Answer with a number only: how many lines of the data contain "hållbar"?

(Dataset records of document pages)
____
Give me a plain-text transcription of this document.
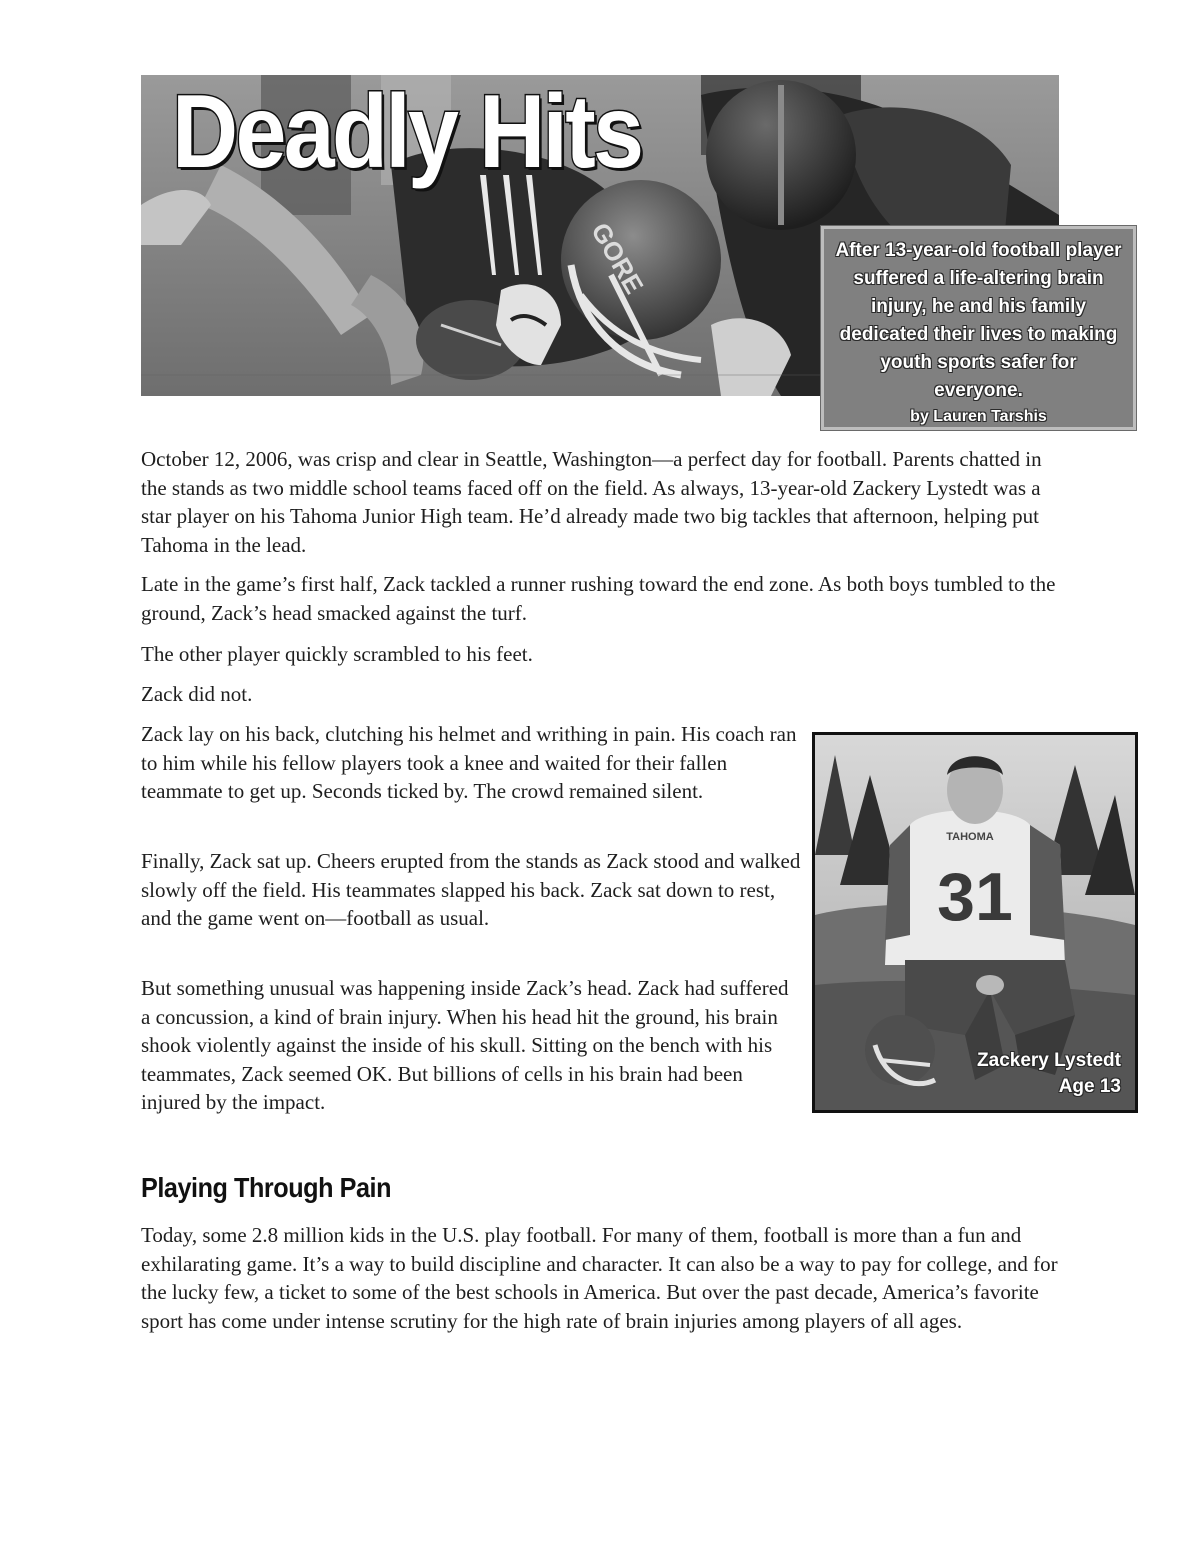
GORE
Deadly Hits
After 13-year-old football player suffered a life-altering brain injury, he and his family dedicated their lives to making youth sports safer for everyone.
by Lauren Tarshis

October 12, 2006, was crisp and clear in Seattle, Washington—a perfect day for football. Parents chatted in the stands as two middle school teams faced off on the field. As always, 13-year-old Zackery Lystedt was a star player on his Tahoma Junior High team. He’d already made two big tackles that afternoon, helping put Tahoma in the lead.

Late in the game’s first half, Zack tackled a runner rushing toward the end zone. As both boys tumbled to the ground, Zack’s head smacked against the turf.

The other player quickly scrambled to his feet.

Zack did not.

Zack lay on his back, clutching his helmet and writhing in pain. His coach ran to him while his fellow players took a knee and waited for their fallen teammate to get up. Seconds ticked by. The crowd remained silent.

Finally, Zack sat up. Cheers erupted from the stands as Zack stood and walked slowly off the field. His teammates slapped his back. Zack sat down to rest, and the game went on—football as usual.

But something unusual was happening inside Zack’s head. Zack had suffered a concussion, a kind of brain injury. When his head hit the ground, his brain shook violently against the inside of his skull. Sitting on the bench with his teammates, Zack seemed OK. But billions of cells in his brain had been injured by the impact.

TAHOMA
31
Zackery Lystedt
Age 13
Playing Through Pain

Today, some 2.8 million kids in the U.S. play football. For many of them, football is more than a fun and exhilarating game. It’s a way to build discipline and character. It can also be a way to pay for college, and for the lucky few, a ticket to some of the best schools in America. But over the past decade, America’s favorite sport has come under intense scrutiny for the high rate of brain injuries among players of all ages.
____
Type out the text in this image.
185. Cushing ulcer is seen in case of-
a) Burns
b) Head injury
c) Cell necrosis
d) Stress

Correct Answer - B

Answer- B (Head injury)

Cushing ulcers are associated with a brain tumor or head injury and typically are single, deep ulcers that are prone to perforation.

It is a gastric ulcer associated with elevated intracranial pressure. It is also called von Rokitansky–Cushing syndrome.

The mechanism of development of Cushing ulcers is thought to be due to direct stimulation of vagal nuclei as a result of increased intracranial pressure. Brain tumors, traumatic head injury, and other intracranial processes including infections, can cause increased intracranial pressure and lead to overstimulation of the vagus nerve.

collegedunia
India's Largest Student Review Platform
____
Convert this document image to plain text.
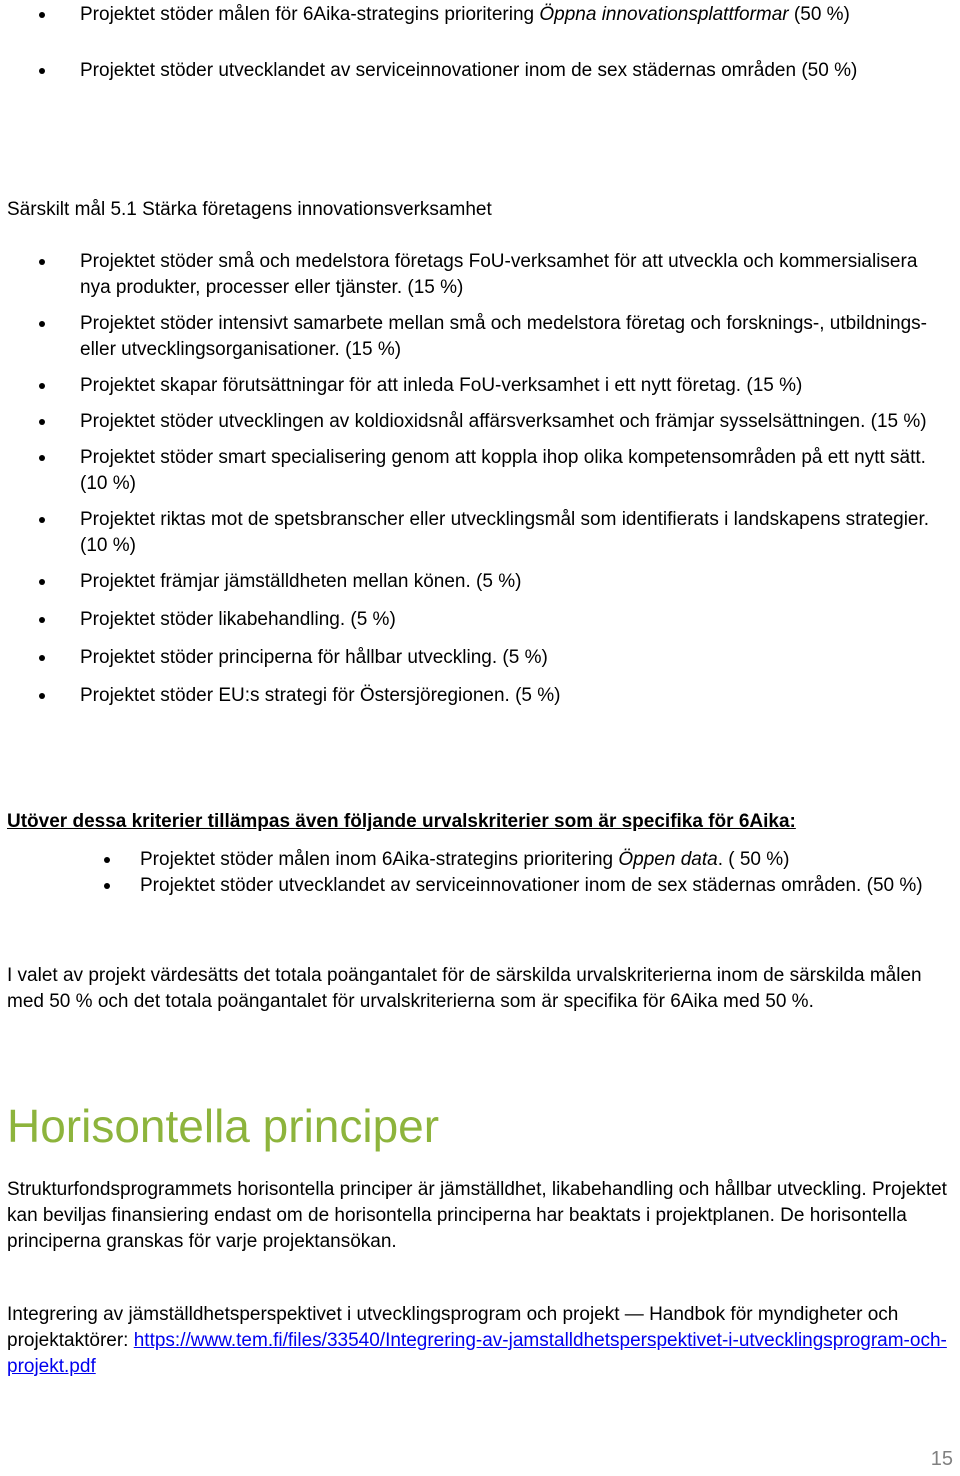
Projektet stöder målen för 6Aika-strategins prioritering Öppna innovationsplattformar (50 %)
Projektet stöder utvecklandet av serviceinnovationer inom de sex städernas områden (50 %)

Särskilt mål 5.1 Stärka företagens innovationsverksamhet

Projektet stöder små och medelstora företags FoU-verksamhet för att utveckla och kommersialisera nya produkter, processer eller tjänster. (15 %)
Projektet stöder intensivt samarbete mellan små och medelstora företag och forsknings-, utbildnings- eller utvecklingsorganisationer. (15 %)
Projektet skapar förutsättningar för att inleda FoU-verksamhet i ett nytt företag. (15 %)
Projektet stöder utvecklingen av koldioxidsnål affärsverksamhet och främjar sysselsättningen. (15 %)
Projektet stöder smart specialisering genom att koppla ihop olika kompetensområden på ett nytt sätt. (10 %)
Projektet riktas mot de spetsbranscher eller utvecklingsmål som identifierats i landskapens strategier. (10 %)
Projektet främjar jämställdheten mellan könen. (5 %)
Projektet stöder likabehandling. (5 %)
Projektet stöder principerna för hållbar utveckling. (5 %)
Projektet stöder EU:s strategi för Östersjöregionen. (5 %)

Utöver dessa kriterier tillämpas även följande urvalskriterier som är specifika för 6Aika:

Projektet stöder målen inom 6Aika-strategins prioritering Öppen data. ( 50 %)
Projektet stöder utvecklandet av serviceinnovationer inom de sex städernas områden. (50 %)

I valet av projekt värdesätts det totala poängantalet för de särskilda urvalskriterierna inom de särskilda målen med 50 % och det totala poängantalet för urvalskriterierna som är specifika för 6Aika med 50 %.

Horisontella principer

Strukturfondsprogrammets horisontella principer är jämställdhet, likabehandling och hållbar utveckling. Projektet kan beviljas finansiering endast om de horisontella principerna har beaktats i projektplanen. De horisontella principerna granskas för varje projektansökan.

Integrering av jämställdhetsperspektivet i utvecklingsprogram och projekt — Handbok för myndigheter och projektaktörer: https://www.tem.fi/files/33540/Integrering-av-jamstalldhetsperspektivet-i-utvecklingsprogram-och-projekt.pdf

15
____
* _Your response_
2